— Begin Records —

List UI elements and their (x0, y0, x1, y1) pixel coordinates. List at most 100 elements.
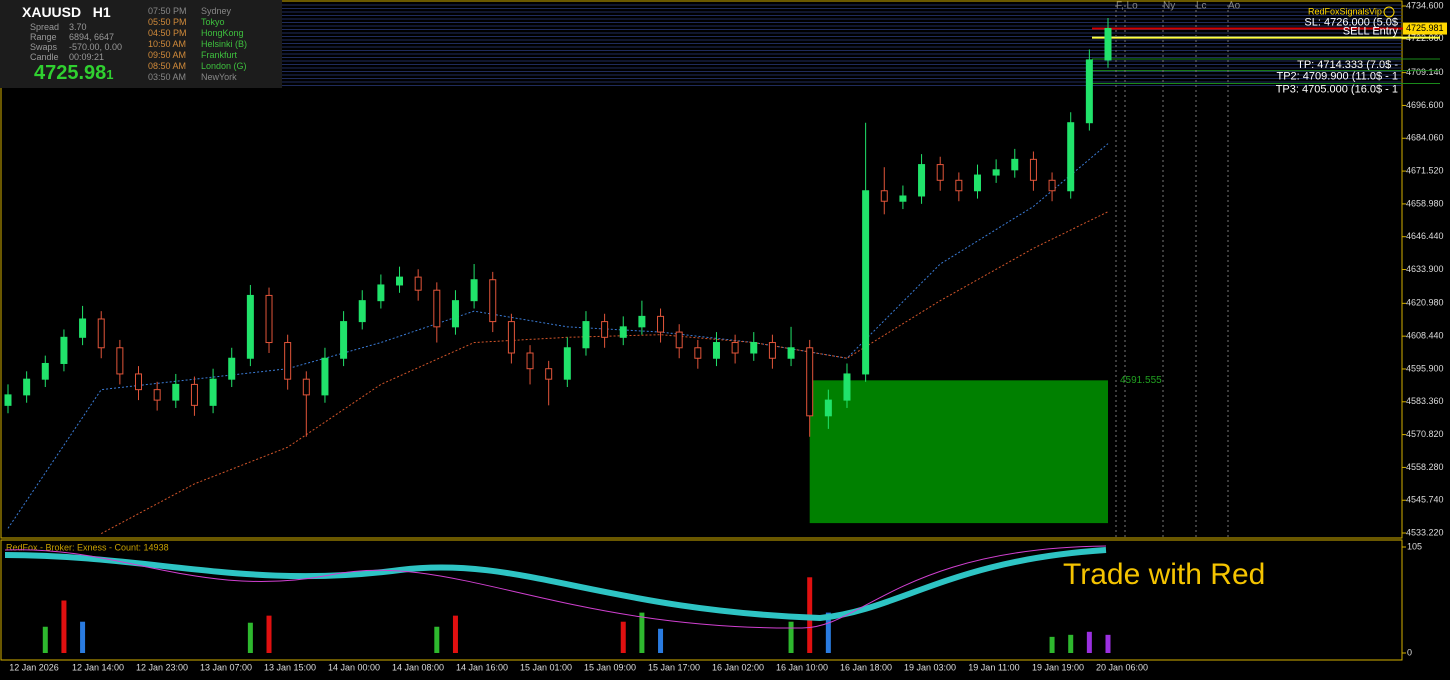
candle-body (284, 342, 292, 380)
candle-body (787, 347, 795, 359)
price: 4725.98 (34, 62, 107, 84)
x-tick-label: 12 Jan 23:00 (136, 662, 188, 672)
candle-body (526, 352, 534, 370)
x-tick-label: 13 Jan 15:00 (264, 662, 316, 672)
x-tick-label: 16 Jan 02:00 (712, 662, 764, 672)
candle-body (638, 315, 646, 328)
x-tick-label: 20 Jan 06:00 (1096, 662, 1148, 672)
signal-bar (639, 612, 645, 653)
y-tick-label: 4608.440 (1406, 331, 1444, 341)
session-city: Sydney (201, 6, 232, 16)
candle-body (675, 331, 683, 349)
y-tick-label: 4696.600 (1406, 100, 1444, 110)
candle-body (4, 394, 12, 406)
session-time: 04:50 PM (148, 28, 187, 38)
session-marker: Ny (1163, 1, 1175, 12)
info-value: -570.00, 0.00 (69, 42, 123, 52)
indicator-frame (0, 539, 1403, 661)
wave-band (4, 547, 1107, 622)
signal-bar (1049, 636, 1055, 653)
y-tick-label: 4633.900 (1406, 264, 1444, 274)
candle-body (340, 321, 348, 359)
level-label: SELL Entry (1343, 26, 1399, 38)
symbol: XAUUSD (22, 4, 82, 20)
signal-bar (247, 622, 253, 653)
candle-body (712, 342, 720, 359)
timeframe: H1 (92, 4, 111, 20)
ma-slow (100, 211, 1109, 535)
candle-body (41, 362, 49, 380)
signal-bar (61, 600, 67, 653)
candle-body (880, 190, 888, 202)
candle-body (321, 357, 329, 396)
candle-body (451, 300, 459, 328)
x-tick-label: 19 Jan 03:00 (904, 662, 956, 672)
signal-bar (1068, 634, 1074, 653)
session-time: 03:50 AM (148, 72, 187, 82)
session-time: 10:50 AM (148, 39, 187, 49)
candle-body (414, 276, 422, 291)
candle-body (619, 326, 627, 338)
candle-body (657, 315, 665, 333)
session-marker: Lc (1196, 1, 1207, 12)
signal-bar (266, 615, 272, 653)
candle-body (824, 399, 832, 417)
signal-bar (434, 626, 440, 653)
candle-body (228, 357, 236, 380)
session-city: Helsinki (B) (201, 39, 248, 49)
x-tick-label: 14 Jan 16:00 (456, 662, 508, 672)
candle-body (843, 373, 851, 401)
candle-body (694, 347, 702, 359)
x-tick-label: 14 Jan 08:00 (392, 662, 444, 672)
info-value: 00:09:21 (69, 52, 105, 62)
candle-body (209, 378, 217, 406)
candle-body (862, 190, 870, 375)
candle-body (23, 378, 31, 396)
candle-body (582, 321, 590, 349)
candle-body (973, 174, 981, 192)
y-tick-label: 4709.140 (1406, 67, 1444, 77)
candle-body (806, 347, 814, 417)
signal-bar (452, 615, 458, 653)
y-tick-label: 4620.980 (1406, 298, 1444, 308)
y-tick-label: 4545.740 (1406, 495, 1444, 505)
session-city: Frankfurt (201, 50, 238, 60)
candle-body (545, 368, 553, 380)
candle-body (153, 389, 161, 401)
info-value: 6894, 6647 (69, 32, 115, 42)
signal-bar (620, 621, 626, 653)
candle-body (1085, 59, 1093, 124)
info-panel: XAUUSD H1 4725.981 Spread 3.70 Range 6894, … (0, 0, 282, 88)
signal-bar (1086, 631, 1092, 653)
candle-body (116, 347, 124, 375)
ind-tick-label: 105 (1407, 541, 1422, 551)
price-digit: 1 (106, 67, 114, 82)
candle-body (1029, 158, 1037, 181)
level-label: TP3: 4705.000 (16.0$ - 1 (1276, 83, 1398, 95)
caption: Trade with Red (1063, 558, 1265, 591)
x-tick-label: 15 Jan 01:00 (520, 662, 572, 672)
candle-body (1104, 28, 1112, 61)
info-label: Candle (30, 52, 59, 62)
info-label: Range (30, 32, 57, 42)
candle-body (377, 284, 385, 302)
brand-icon (1383, 6, 1395, 18)
x-tick-label: 19 Jan 11:00 (968, 662, 1019, 672)
candle-body (79, 318, 87, 338)
level-label: TP2: 4709.900 (11.0$ - 1 (1277, 71, 1399, 83)
signal-bar (788, 621, 794, 653)
session-city: Tokyo (201, 17, 225, 27)
y-tick-label: 4734.600 (1406, 0, 1444, 10)
session-lines (1115, 5, 1229, 538)
signal-bar (825, 612, 831, 653)
candle-body (918, 164, 926, 197)
candle-body (246, 294, 254, 359)
candle-body (302, 378, 310, 396)
candle-body (750, 342, 758, 354)
y-tick-label: 4671.520 (1406, 165, 1444, 175)
candle-body (1011, 158, 1019, 171)
y-tick-label: 4595.900 (1406, 363, 1444, 373)
ind-tick-label: 0 (1407, 647, 1412, 657)
session-city: London (G) (201, 61, 247, 71)
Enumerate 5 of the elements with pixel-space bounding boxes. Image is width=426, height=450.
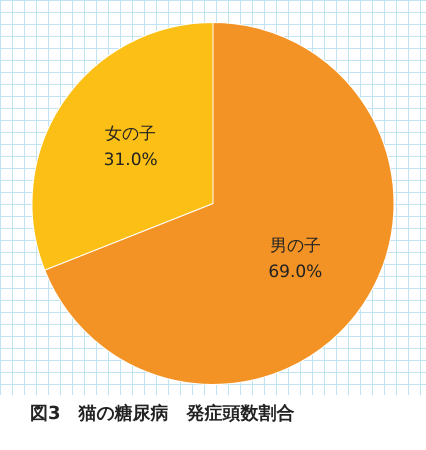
slice-label: 女の子 <box>105 124 156 144</box>
data-label: 31.0% <box>104 150 158 170</box>
text: 図3 猫の糖尿病 発症頭数割合 <box>30 402 296 426</box>
data-label: 69.0% <box>268 262 322 282</box>
slice-label: 男の子 <box>270 236 321 256</box>
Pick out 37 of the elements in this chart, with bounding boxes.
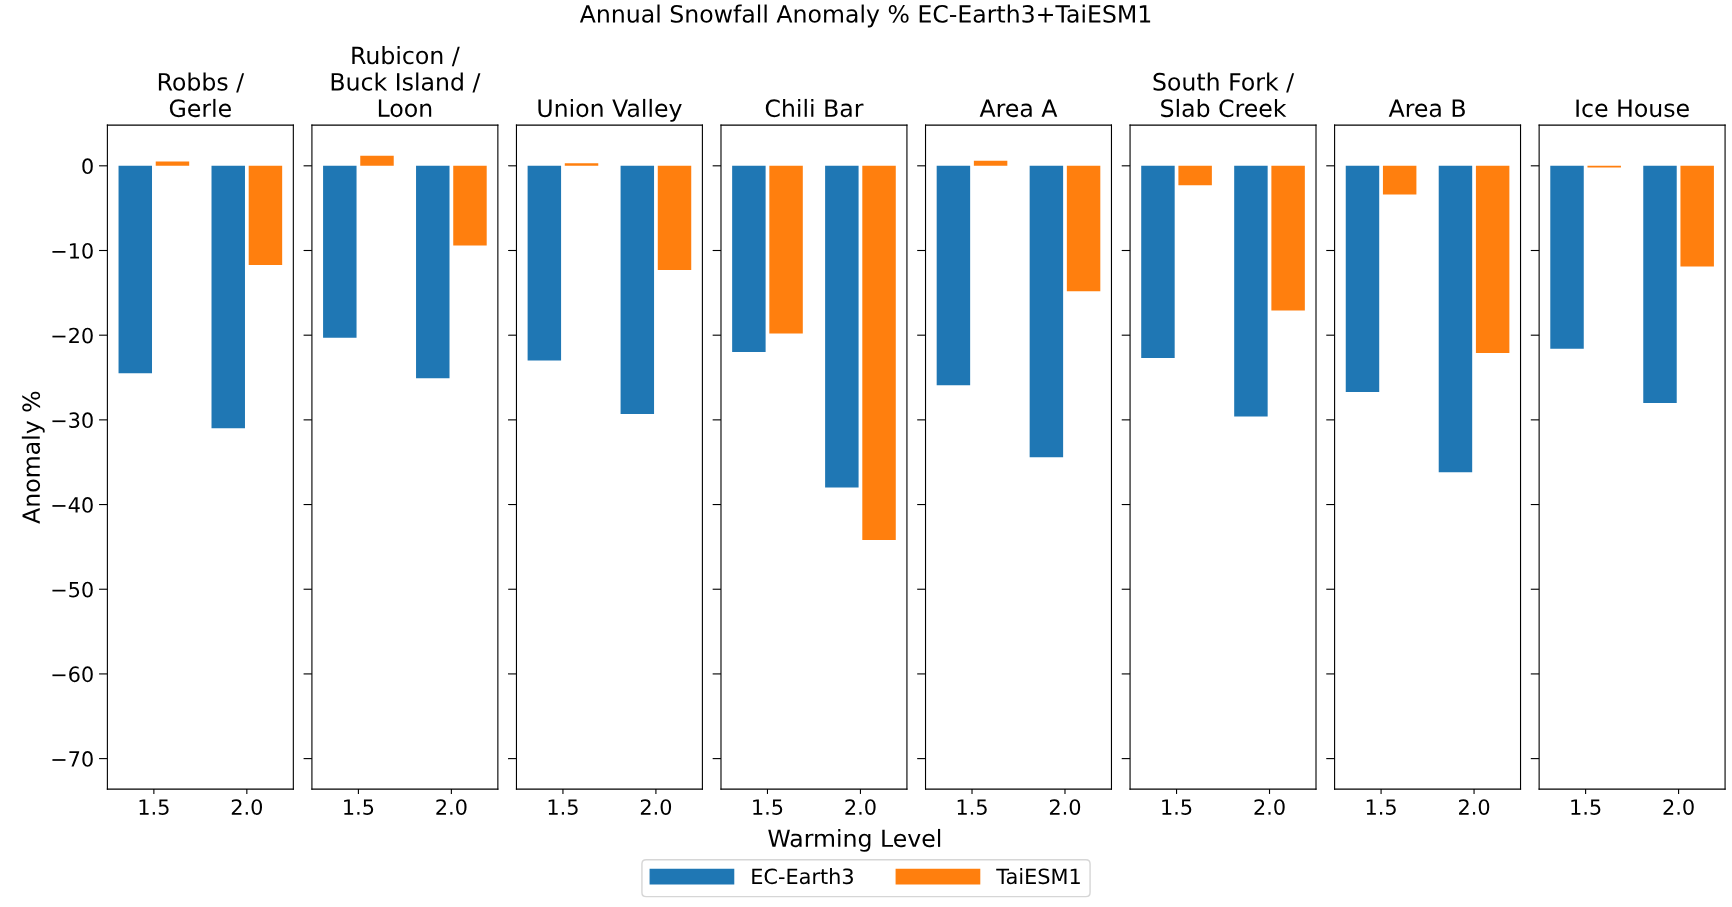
y-axis-title: Anomaly %	[21, 391, 45, 524]
y-tick-label: −20	[52, 327, 93, 344]
x-tick-label: 2.0	[1663, 799, 1694, 815]
x-tick-label: 1.5	[753, 799, 783, 815]
x-tick-label: 2.0	[1254, 799, 1285, 815]
y-tick-label: −30	[52, 412, 93, 429]
chart-title: Area B	[1388, 99, 1465, 118]
x-tick-label: 1.5	[1366, 799, 1396, 815]
x-tick-label: 2.0	[640, 799, 672, 815]
x-tick-label: 1.5	[139, 799, 169, 815]
chart-title: Ice House	[1576, 99, 1689, 118]
y-tick-label: −10	[52, 242, 93, 259]
chart-title: Robbs / Gerle	[158, 72, 245, 118]
x-tick-label: 2.0	[231, 799, 263, 815]
x-tick-label: 1.5	[1162, 799, 1192, 815]
chart-title: South Fork / Slab Creek	[1153, 72, 1295, 118]
legend-label: TaiESM1	[996, 868, 1080, 885]
x-tick-label: 2.0	[1459, 799, 1490, 815]
y-tick-label: −40	[52, 497, 93, 513]
chart-title: Chili Bar	[765, 98, 864, 118]
x-tick-label: 2.0	[436, 799, 467, 815]
y-tick-label: 0	[82, 158, 93, 175]
x-tick-label: 1.5	[548, 799, 578, 815]
y-tick-label: −70	[52, 751, 93, 767]
chart-title: Rubicon / Buck Island / Loon	[331, 46, 481, 118]
y-tick-label: −60	[52, 666, 93, 683]
text: Annual Snowfall Anomaly % EC-Earth3+TaiESM1	[579, 4, 1151, 28]
chart-title: Area A	[979, 99, 1058, 118]
chart-title: Union Valley	[538, 98, 682, 122]
x-tick-label: 1.5	[344, 799, 374, 815]
x-tick-label: 1.5	[957, 799, 987, 815]
x-tick-label: 2.0	[1049, 799, 1081, 815]
legend-label: EC-Earth3	[752, 868, 853, 885]
x-tick-label: 2.0	[845, 799, 876, 815]
x-tick-label: 1.5	[1571, 799, 1601, 815]
y-tick-label: −50	[52, 581, 93, 598]
x-axis-title: Warming Level	[768, 828, 941, 852]
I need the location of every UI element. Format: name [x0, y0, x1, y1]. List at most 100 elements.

— End Records —

== What to do ==
Reproduce every line of the records above word for word, leaving out the pictures.

== Written reply ==
List UI elements and their (x0, y0, x1, y1) pixel coordinates. List at most 100 elements.
candle-body (284, 342, 292, 380)
candle-body (787, 347, 795, 359)
price: 4725.98 (34, 62, 107, 84)
x-tick-label: 12 Jan 23:00 (136, 662, 188, 672)
candle-body (526, 352, 534, 370)
x-tick-label: 13 Jan 15:00 (264, 662, 316, 672)
x-tick-label: 16 Jan 02:00 (712, 662, 764, 672)
candle-body (638, 315, 646, 328)
x-tick-label: 20 Jan 06:00 (1096, 662, 1148, 672)
signal-bar (639, 612, 645, 653)
y-tick-label: 4608.440 (1406, 331, 1444, 341)
session-city: Sydney (201, 6, 232, 16)
candle-body (675, 331, 683, 349)
y-tick-label: 4696.600 (1406, 100, 1444, 110)
candle-body (4, 394, 12, 406)
session-time: 04:50 PM (148, 28, 187, 38)
session-marker: Ny (1163, 1, 1175, 12)
info-value: -570.00, 0.00 (69, 42, 123, 52)
indicator-frame (0, 539, 1403, 661)
wave-band (4, 547, 1107, 622)
signal-bar (1049, 636, 1055, 653)
y-tick-label: 4633.900 (1406, 264, 1444, 274)
candle-body (340, 321, 348, 359)
level-label: SELL Entry (1343, 26, 1399, 38)
symbol: XAUUSD (22, 4, 82, 20)
signal-bar (247, 622, 253, 653)
candle-body (712, 342, 720, 359)
timeframe: H1 (92, 4, 111, 20)
ma-slow (100, 211, 1109, 535)
candle-body (41, 362, 49, 380)
signal-bar (61, 600, 67, 653)
candle-body (880, 190, 888, 202)
candle-body (321, 357, 329, 396)
candle-body (451, 300, 459, 328)
x-tick-label: 19 Jan 03:00 (904, 662, 956, 672)
signal-bar (1068, 634, 1074, 653)
session-time: 03:50 AM (148, 72, 187, 82)
session-time: 10:50 AM (148, 39, 187, 49)
candle-body (414, 276, 422, 291)
candle-body (619, 326, 627, 338)
candle-body (657, 315, 665, 333)
session-marker: Lc (1196, 1, 1207, 12)
signal-bar (266, 615, 272, 653)
candle-body (824, 399, 832, 417)
signal-bar (434, 626, 440, 653)
candle-body (228, 357, 236, 380)
session-city: Helsinki (B) (201, 39, 248, 49)
x-tick-label: 14 Jan 16:00 (456, 662, 508, 672)
candle-body (843, 373, 851, 401)
candle-body (694, 347, 702, 359)
x-tick-label: 14 Jan 08:00 (392, 662, 444, 672)
info-value: 00:09:21 (69, 52, 105, 62)
candle-body (209, 378, 217, 406)
candle-body (862, 190, 870, 375)
candle-body (23, 378, 31, 396)
candle-body (582, 321, 590, 349)
candle-body (973, 174, 981, 192)
y-tick-label: 4709.140 (1406, 67, 1444, 77)
candle-body (806, 347, 814, 417)
signal-bar (452, 615, 458, 653)
y-tick-label: 4620.980 (1406, 298, 1444, 308)
y-tick-label: 4545.740 (1406, 495, 1444, 505)
session-city: Frankfurt (201, 50, 238, 60)
candle-body (545, 368, 553, 380)
candle-body (153, 389, 161, 401)
info-value: 6894, 6647 (69, 32, 115, 42)
signal-bar (620, 621, 626, 653)
candle-body (1085, 59, 1093, 124)
info-panel: XAUUSD H1 4725.981 Spread 3.70 Range 6894, … (0, 0, 282, 88)
signal-bar (1086, 631, 1092, 653)
candle-body (116, 347, 124, 375)
ind-tick-label: 105 (1407, 541, 1422, 551)
price-digit: 1 (106, 67, 114, 82)
candle-body (1029, 158, 1037, 181)
level-label: TP3: 4705.000 (16.0$ - 1 (1276, 83, 1398, 95)
caption: Trade with Red (1063, 558, 1265, 591)
x-tick-label: 15 Jan 01:00 (520, 662, 572, 672)
candle-body (1104, 28, 1112, 61)
info-label: Candle (30, 52, 59, 62)
info-label: Range (30, 32, 57, 42)
candle-body (377, 284, 385, 302)
brand-icon (1383, 6, 1395, 18)
x-tick-label: 19 Jan 11:00 (968, 662, 1019, 672)
candle-body (79, 318, 87, 338)
level-label: TP2: 4709.900 (11.0$ - 1 (1277, 71, 1399, 83)
signal-bar (788, 621, 794, 653)
session-city: Tokyo (201, 17, 225, 27)
y-tick-label: 4734.600 (1406, 0, 1444, 10)
session-lines (1115, 5, 1229, 538)
signal-bar (825, 612, 831, 653)
candle-body (918, 164, 926, 197)
candle-body (246, 294, 254, 359)
candle-body (302, 378, 310, 396)
candle-body (750, 342, 758, 354)
y-tick-label: 4671.520 (1406, 165, 1444, 175)
candle-body (1011, 158, 1019, 171)
y-tick-label: 4595.900 (1406, 363, 1444, 373)
ind-tick-label: 0 (1407, 647, 1412, 657)
session-city: London (G) (201, 61, 247, 71)
Enumerate 5 of the elements with pixel-space bounding boxes. Image is width=426, height=450.
slice-label: 女の子 <box>105 124 156 144</box>
data-label: 31.0% <box>104 150 158 170</box>
text: 図3 猫の糖尿病 発症頭数割合 <box>30 402 296 426</box>
data-label: 69.0% <box>268 262 322 282</box>
slice-label: 男の子 <box>270 236 321 256</box>
Pick out 37 of the elements in this chart, with bounding boxes.
y-axis-title: Anomaly %	[21, 391, 45, 524]
y-tick-label: −20	[52, 327, 93, 344]
x-tick-label: 2.0	[1663, 799, 1694, 815]
x-tick-label: 1.5	[753, 799, 783, 815]
x-tick-label: 2.0	[1254, 799, 1285, 815]
y-tick-label: −30	[52, 412, 93, 429]
chart-title: Area B	[1388, 99, 1465, 118]
x-tick-label: 1.5	[1366, 799, 1396, 815]
x-tick-label: 2.0	[640, 799, 672, 815]
x-tick-label: 1.5	[139, 799, 169, 815]
chart-title: Ice House	[1576, 99, 1689, 118]
y-tick-label: −10	[52, 242, 93, 259]
chart-title: Robbs / Gerle	[158, 72, 245, 118]
x-tick-label: 2.0	[231, 799, 263, 815]
x-tick-label: 1.5	[1162, 799, 1192, 815]
chart-title: South Fork / Slab Creek	[1153, 72, 1295, 118]
legend-label: TaiESM1	[996, 868, 1080, 885]
x-tick-label: 2.0	[1459, 799, 1490, 815]
y-tick-label: −40	[52, 497, 93, 513]
chart-title: Chili Bar	[765, 98, 864, 118]
x-tick-label: 2.0	[436, 799, 467, 815]
y-tick-label: 0	[82, 158, 93, 175]
x-tick-label: 1.5	[548, 799, 578, 815]
y-tick-label: −70	[52, 751, 93, 767]
chart-title: Rubicon / Buck Island / Loon	[331, 46, 481, 118]
y-tick-label: −60	[52, 666, 93, 683]
text: Annual Snowfall Anomaly % EC-Earth3+TaiESM1	[579, 4, 1151, 28]
chart-title: Area A	[979, 99, 1058, 118]
chart-title: Union Valley	[538, 98, 682, 122]
x-tick-label: 1.5	[344, 799, 374, 815]
x-tick-label: 1.5	[957, 799, 987, 815]
x-tick-label: 2.0	[1049, 799, 1081, 815]
legend-label: EC-Earth3	[752, 868, 853, 885]
x-tick-label: 2.0	[845, 799, 876, 815]
x-tick-label: 1.5	[1571, 799, 1601, 815]
y-tick-label: −50	[52, 581, 93, 598]
x-axis-title: Warming Level	[768, 828, 941, 852]
I need the location of every UI element. Format: name [x0, y0, x1, y1]. List at most 100 elements.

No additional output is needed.